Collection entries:
— Begin —

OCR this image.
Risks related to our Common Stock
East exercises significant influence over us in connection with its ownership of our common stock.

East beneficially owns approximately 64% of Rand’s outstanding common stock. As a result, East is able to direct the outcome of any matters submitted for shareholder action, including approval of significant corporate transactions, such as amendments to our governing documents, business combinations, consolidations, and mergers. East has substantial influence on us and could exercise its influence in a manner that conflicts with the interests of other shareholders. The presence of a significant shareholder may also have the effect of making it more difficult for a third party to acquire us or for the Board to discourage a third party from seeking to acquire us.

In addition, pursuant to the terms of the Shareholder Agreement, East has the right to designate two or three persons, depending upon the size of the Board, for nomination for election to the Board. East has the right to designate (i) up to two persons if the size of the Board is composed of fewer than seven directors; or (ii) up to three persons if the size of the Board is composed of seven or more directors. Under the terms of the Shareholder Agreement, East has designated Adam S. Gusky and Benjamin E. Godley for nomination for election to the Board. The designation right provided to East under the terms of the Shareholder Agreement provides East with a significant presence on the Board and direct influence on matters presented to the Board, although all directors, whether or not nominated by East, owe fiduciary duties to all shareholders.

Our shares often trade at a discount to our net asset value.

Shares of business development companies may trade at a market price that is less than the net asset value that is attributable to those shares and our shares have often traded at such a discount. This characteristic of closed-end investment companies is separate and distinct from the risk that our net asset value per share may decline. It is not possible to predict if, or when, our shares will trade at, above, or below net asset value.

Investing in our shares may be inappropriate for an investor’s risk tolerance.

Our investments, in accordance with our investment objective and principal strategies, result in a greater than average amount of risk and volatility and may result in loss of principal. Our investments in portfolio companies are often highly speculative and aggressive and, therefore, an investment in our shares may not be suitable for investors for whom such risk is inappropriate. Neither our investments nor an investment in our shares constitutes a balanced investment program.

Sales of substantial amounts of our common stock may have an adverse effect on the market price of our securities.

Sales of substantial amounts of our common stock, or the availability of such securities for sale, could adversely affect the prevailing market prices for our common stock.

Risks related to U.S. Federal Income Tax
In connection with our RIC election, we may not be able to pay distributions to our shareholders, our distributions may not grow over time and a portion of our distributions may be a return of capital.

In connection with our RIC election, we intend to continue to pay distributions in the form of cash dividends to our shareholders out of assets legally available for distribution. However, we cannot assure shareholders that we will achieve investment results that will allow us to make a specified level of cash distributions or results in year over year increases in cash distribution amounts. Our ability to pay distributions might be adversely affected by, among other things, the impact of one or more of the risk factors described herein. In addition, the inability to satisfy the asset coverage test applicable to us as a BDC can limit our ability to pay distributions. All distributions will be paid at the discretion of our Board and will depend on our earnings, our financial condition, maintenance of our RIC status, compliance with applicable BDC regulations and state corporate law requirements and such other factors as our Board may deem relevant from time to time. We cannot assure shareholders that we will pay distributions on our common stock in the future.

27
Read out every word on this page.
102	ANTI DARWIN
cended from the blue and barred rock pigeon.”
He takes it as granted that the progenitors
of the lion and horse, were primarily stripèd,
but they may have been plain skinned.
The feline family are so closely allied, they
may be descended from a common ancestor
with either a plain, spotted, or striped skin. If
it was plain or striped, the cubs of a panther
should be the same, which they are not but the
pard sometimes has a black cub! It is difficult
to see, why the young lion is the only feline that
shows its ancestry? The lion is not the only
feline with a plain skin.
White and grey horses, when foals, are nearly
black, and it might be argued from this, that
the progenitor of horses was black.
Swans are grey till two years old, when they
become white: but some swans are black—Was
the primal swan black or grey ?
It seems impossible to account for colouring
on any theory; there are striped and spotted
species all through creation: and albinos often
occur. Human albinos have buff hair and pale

— End —

#### What is needed:
All of the data shown above must be copied exactly.

#### Answer below:
OCR this image.
Risks related to our Common Stock
East exercises significant influence over us in connection with its ownership of our common stock.

East beneficially owns approximately 64% of Rand’s outstanding common stock. As a result, East is able to direct the outcome of any matters submitted for shareholder action, including approval of significant corporate transactions, such as amendments to our governing documents, business combinations, consolidations, and mergers. East has substantial influence on us and could exercise its influence in a manner that conflicts with the interests of other shareholders. The presence of a significant shareholder may also have the effect of making it more difficult for a third party to acquire us or for the Board to discourage a third party from seeking to acquire us.

In addition, pursuant to the terms of the Shareholder Agreement, East has the right to designate two or three persons, depending upon the size of the Board, for nomination for election to the Board. East has the right to designate (i) up to two persons if the size of the Board is composed of fewer than seven directors; or (ii) up to three persons if the size of the Board is composed of seven or more directors. Under the terms of the Shareholder Agreement, East has designated Adam S. Gusky and Benjamin E. Godley for nomination for election to the Board. The designation right provided to East under the terms of the Shareholder Agreement provides East with a significant presence on the Board and direct influence on matters presented to the Board, although all directors, whether or not nominated by East, owe fiduciary duties to all shareholders.

Our shares often trade at a discount to our net asset value.

Shares of business development companies may trade at a market price that is less than the net asset value that is attributable to those shares and our shares have often traded at such a discount. This characteristic of closed-end investment companies is separate and distinct from the risk that our net asset value per share may decline. It is not possible to predict if, or when, our shares will trade at, above, or below net asset value.

Investing in our shares may be inappropriate for an investor’s risk tolerance.

Our investments, in accordance with our investment objective and principal strategies, result in a greater than average amount of risk and volatility and may result in loss of principal. Our investments in portfolio companies are often highly speculative and aggressive and, therefore, an investment in our shares may not be suitable for investors for whom such risk is inappropriate. Neither our investments nor an investment in our shares constitutes a balanced investment program.

Sales of substantial amounts of our common stock may have an adverse effect on the market price of our securities.

Sales of substantial amounts of our common stock, or the availability of such securities for sale, could adversely affect the prevailing market prices for our common stock.

Risks related to U.S. Federal Income Tax
In connection with our RIC election, we may not be able to pay distributions to our shareholders, our distributions may not grow over time and a portion of our distributions may be a return of capital.

In connection with our RIC election, we intend to continue to pay distributions in the form of cash dividends to our shareholders out of assets legally available for distribution. However, we cannot assure shareholders that we will achieve investment results that will allow us to make a specified level of cash distributions or results in year over year increases in cash distribution amounts. Our ability to pay distributions might be adversely affected by, among other things, the impact of one or more of the risk factors described herein. In addition, the inability to satisfy the asset coverage test applicable to us as a BDC can limit our ability to pay distributions. All distributions will be paid at the discretion of our Board and will depend on our earnings, our financial condition, maintenance of our RIC status, compliance with applicable BDC regulations and state corporate law requirements and such other factors as our Board may deem relevant from time to time. We cannot assure shareholders that we will pay distributions on our common stock in the future.

27
Read out every word on this page.
102	ANTI DARWIN
cended from the blue and barred rock pigeon.”
He takes it as granted that the progenitors
of the lion and horse, were primarily stripèd,
but they may have been plain skinned.
The feline family are so closely allied, they
may be descended from a common ancestor
with either a plain, spotted, or striped skin. If
it was plain or striped, the cubs of a panther
should be the same, which they are not but the
pard sometimes has a black cub! It is difficult
to see, why the young lion is the only feline that
shows its ancestry? The lion is not the only
feline with a plain skin.
White and grey horses, when foals, are nearly
black, and it might be argued from this, that
the progenitor of horses was black.
Swans are grey till two years old, when they
become white: but some swans are black—Was
the primal swan black or grey ?
It seems impossible to account for colouring
on any theory; there are striped and spotted
species all through creation: and albinos often
occur. Human albinos have buff hair and pale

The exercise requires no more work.